GIVEN DATA ->
>> START

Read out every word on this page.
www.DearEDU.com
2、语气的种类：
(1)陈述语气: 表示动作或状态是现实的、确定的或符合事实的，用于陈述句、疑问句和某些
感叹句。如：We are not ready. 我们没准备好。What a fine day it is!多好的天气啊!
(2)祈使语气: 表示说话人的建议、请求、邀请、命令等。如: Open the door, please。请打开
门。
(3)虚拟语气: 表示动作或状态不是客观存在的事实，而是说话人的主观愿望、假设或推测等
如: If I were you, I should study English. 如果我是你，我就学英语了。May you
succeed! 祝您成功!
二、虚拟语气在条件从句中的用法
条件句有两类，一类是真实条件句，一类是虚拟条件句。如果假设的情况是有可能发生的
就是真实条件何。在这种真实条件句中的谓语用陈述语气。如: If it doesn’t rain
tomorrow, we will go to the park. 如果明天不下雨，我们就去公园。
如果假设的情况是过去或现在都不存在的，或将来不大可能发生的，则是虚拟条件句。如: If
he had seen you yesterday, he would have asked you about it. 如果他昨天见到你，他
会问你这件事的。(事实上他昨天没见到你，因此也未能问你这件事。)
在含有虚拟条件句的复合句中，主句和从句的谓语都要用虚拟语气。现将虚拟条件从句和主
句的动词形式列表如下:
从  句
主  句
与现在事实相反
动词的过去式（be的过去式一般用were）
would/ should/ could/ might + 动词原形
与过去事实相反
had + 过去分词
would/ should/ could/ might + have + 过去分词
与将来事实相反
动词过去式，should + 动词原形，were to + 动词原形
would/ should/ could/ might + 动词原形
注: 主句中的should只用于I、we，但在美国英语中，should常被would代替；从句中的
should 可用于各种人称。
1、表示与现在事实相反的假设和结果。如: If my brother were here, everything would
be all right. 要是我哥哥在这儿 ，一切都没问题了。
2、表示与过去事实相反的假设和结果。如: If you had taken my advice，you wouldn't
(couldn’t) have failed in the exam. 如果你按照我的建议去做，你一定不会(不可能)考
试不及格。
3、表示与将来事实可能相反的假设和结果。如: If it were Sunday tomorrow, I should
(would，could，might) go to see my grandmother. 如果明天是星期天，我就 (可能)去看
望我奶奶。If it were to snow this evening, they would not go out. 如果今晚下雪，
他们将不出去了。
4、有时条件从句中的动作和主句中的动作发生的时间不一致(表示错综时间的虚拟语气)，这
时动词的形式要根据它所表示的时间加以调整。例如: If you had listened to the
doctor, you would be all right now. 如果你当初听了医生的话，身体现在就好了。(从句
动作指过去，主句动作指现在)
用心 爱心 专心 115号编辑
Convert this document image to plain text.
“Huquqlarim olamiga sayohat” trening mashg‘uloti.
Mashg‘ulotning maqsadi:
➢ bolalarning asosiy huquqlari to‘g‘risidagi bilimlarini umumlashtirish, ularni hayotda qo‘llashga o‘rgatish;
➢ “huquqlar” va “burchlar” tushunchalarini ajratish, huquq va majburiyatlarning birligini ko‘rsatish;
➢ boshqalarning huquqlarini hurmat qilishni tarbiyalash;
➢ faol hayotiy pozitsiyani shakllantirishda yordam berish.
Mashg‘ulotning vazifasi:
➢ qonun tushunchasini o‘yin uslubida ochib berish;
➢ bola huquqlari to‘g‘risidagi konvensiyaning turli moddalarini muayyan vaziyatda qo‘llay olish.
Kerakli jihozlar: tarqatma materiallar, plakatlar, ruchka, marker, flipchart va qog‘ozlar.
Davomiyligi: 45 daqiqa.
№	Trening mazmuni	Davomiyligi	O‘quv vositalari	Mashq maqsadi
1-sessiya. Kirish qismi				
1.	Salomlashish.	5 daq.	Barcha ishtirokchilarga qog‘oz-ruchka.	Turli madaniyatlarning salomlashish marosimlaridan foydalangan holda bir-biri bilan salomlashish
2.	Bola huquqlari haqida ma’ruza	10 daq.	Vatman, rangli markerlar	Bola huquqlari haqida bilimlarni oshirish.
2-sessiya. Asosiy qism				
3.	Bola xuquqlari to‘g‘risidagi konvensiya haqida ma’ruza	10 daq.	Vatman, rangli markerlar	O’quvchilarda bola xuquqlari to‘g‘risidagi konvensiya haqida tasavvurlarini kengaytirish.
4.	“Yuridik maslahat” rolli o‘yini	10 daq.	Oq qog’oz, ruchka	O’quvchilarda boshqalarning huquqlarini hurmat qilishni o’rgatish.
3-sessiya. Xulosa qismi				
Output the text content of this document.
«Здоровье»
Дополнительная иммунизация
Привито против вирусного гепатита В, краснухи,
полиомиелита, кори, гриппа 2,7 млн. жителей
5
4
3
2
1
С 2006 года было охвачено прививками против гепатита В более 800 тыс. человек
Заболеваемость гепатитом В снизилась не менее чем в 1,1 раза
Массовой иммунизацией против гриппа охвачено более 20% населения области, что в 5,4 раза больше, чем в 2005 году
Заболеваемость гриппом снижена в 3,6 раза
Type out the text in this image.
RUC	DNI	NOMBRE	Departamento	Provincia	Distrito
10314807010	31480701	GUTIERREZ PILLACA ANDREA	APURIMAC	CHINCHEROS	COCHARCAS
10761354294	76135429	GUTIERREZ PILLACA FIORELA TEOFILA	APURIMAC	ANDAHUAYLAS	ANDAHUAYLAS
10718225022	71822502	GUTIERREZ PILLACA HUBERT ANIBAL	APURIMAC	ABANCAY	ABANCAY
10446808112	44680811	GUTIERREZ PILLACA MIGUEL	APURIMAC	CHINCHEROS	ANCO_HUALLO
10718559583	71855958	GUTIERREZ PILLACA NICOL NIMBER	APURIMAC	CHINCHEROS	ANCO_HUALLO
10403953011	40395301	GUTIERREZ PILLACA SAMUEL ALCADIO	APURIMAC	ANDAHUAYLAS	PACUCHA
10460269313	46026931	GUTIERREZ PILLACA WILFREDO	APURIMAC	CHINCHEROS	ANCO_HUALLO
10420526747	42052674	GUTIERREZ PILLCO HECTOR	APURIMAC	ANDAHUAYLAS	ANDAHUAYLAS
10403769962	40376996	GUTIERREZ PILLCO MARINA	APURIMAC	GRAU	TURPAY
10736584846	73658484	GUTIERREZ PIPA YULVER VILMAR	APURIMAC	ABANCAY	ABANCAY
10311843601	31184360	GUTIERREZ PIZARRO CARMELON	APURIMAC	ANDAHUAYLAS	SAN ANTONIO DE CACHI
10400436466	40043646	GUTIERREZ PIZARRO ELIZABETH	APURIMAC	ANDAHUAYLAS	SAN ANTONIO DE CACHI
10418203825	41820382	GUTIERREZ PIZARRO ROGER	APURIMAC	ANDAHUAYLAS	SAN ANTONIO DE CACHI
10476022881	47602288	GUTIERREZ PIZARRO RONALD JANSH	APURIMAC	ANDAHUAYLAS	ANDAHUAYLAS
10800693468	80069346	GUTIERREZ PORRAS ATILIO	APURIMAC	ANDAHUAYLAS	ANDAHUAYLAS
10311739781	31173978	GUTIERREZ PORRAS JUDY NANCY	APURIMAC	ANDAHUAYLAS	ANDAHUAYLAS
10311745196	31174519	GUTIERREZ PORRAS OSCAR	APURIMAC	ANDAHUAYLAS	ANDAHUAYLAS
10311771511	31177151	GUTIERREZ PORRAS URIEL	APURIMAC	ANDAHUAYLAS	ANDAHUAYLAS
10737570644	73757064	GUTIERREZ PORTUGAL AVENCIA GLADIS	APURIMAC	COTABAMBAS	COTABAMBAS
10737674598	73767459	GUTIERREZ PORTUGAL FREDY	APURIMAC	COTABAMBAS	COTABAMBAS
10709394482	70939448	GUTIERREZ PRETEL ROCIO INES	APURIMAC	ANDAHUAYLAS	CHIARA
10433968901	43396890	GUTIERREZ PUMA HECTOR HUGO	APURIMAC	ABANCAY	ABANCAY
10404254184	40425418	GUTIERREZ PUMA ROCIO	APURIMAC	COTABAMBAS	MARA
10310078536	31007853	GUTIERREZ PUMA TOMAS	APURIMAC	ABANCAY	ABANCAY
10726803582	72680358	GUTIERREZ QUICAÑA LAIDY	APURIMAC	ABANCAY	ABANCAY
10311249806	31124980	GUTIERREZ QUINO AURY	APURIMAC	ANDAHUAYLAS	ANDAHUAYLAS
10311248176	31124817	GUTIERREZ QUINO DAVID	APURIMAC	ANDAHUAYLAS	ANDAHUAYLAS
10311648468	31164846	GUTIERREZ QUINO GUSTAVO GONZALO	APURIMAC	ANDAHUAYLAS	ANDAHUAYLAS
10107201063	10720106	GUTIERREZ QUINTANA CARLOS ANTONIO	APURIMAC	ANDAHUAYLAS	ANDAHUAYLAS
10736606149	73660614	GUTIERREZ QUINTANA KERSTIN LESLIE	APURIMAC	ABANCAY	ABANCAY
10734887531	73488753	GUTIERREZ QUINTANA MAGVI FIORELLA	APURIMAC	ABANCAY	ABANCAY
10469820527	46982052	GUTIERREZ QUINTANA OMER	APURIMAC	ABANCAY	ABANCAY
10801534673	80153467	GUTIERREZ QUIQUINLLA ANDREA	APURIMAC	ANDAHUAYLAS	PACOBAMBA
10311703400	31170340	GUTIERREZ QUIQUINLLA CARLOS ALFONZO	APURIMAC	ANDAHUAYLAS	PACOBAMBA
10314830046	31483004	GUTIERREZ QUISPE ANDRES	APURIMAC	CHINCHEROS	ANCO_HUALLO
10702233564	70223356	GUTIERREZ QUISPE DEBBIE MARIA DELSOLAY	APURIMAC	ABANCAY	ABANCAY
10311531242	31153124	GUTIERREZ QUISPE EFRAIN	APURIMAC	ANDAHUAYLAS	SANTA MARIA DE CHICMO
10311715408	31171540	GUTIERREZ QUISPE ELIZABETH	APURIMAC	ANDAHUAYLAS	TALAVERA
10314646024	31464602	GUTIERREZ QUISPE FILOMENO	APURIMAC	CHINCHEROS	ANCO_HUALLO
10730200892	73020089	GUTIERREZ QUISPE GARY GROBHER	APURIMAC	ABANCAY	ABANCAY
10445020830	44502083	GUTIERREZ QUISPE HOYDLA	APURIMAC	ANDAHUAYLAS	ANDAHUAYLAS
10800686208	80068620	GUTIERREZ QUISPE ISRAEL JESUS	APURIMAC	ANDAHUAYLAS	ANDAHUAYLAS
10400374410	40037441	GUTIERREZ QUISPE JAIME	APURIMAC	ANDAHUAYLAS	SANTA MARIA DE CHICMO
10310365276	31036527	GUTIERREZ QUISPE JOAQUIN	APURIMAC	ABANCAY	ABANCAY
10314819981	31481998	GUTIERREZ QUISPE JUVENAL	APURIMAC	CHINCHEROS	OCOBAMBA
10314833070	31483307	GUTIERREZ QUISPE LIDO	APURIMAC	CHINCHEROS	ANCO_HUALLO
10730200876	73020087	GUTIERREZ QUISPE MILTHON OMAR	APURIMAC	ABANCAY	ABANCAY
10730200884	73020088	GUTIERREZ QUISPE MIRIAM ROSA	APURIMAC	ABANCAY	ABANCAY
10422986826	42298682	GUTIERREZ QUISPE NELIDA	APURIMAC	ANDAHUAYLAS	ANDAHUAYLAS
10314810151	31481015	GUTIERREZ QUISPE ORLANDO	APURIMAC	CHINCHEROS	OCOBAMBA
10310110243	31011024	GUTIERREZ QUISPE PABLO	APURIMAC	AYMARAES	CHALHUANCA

>> END

GIVEN REQUEST ->
Which lines contain the word "ulotning"? Copy each of them.

RIGHT ANSWER ->
Mashg‘ulotning maqsadi:
Mashg‘ulotning vazifasi:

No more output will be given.